#### [Given task]
Retype each line exactly. Skip images.

#### [Dataset records]
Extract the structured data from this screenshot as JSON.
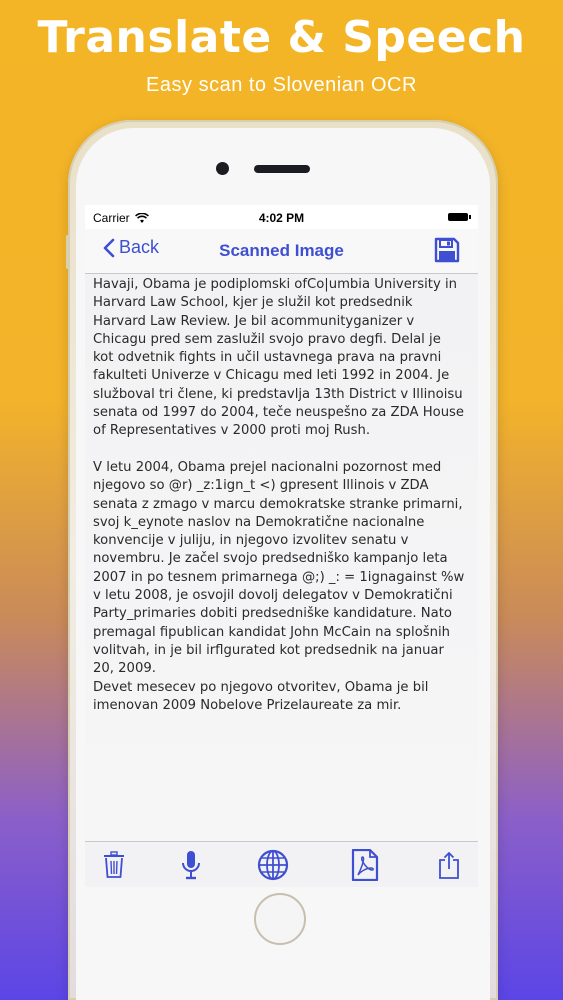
{
  "promo": {
    "title": "Translate & Speech",
    "subtitle": "Easy scan to Slovenian OCR"
  },
  "statusbar": {
    "carrier": "Carrier",
    "time": "4:02 PM"
  },
  "navbar": {
    "back_label": "Back",
    "title": "Scanned Image"
  },
  "content": {
    "ocr_text": "Havaji, Obama je podiplomski ofCo|umbia University in Harvard Law School, kjer je služil kot predsednik Harvard Law Review. Je bil acommunityganizer v Chicagu pred sem zaslužil svojo pravo degfi. Delal je kot odvetnik fights in učil ustavnega prava na pravni fakulteti Univerze v Chicagu med leti 1992 in 2004. Je služboval tri člene, ki predstavlja 13th District v Illinoisu senata od 1997 do 2004, teče neuspešno za ZDA House of Representatives v 2000 proti moj Rush.\n\nV letu 2004, Obama prejel nacionalni pozornost med njegovo so @r) _z:1ign_t <) gpresent Illinois v ZDA senata z zmago v marcu demokratske stranke primarni, svoj k_eynote naslov na Demokratične nacionalne konvencije v juliju, in njegovo izvolitev senatu v novembru. Je začel svojo predsedniško kampanjo leta 2007 in po tesnem primarnega @;) _: = 1ignagainst %w v letu 2008, je osvojil dovolj delegatov v Demokratični Party_primaries dobiti predsedniške kandidature. Nato premagal fipublican kandidat John McCain na splošnih volitvah, in je bil irflgurated kot predsednik na januar 20, 2009.\nDevet mesecev po njegovo otvoritev, Obama je bil imenovan 2009 Nobelove Prizelaureate za mir."
  },
  "toolbar": {
    "icons": [
      "trash-icon",
      "microphone-icon",
      "globe-icon",
      "pdf-icon",
      "share-icon"
    ]
  },
  "colors": {
    "accent": "#3f4fd1",
    "gradient_top": "#f3b526",
    "gradient_bottom": "#5b45e6"
  }
}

#### [Exercise output]
Extract the structured data from this screenshot as JSON.
{
  "promo": {
    "title": "Translate & Speech",
    "subtitle": "Easy scan to Slovenian OCR"
  },
  "statusbar": {
    "carrier": "Carrier",
    "time": "4:02 PM"
  },
  "navbar": {
    "back_label": "Back",
    "title": "Scanned Image"
  },
  "content": {
    "ocr_text": "Havaji, Obama je podiplomski ofCo|umbia University in Harvard Law School, kjer je služil kot predsednik Harvard Law Review. Je bil acommunityganizer v Chicagu pred sem zaslužil svojo pravo degfi. Delal je kot odvetnik fights in učil ustavnega prava na pravni fakulteti Univerze v Chicagu med leti 1992 in 2004. Je služboval tri člene, ki predstavlja 13th District v Illinoisu senata od 1997 do 2004, teče neuspešno za ZDA House of Representatives v 2000 proti moj Rush.\n\nV letu 2004, Obama prejel nacionalni pozornost med njegovo so @r) _z:1ign_t <) gpresent Illinois v ZDA senata z zmago v marcu demokratske stranke primarni, svoj k_eynote naslov na Demokratične nacionalne konvencije v juliju, in njegovo izvolitev senatu v novembru. Je začel svojo predsedniško kampanjo leta 2007 in po tesnem primarnega @;) _: = 1ignagainst %w v letu 2008, je osvojil dovolj delegatov v Demokratični Party_primaries dobiti predsedniške kandidature. Nato premagal fipublican kandidat John McCain na splošnih volitvah, in je bil irflgurated kot predsednik na januar 20, 2009.\nDevet mesecev po njegovo otvoritev, Obama je bil imenovan 2009 Nobelove Prizelaureate za mir."
  },
  "toolbar": {
    "icons": [
      "trash-icon",
      "microphone-icon",
      "globe-icon",
      "pdf-icon",
      "share-icon"
    ]
  },
  "colors": {
    "accent": "#3f4fd1",
    "gradient_top": "#f3b526",
    "gradient_bottom": "#5b45e6"
  }
}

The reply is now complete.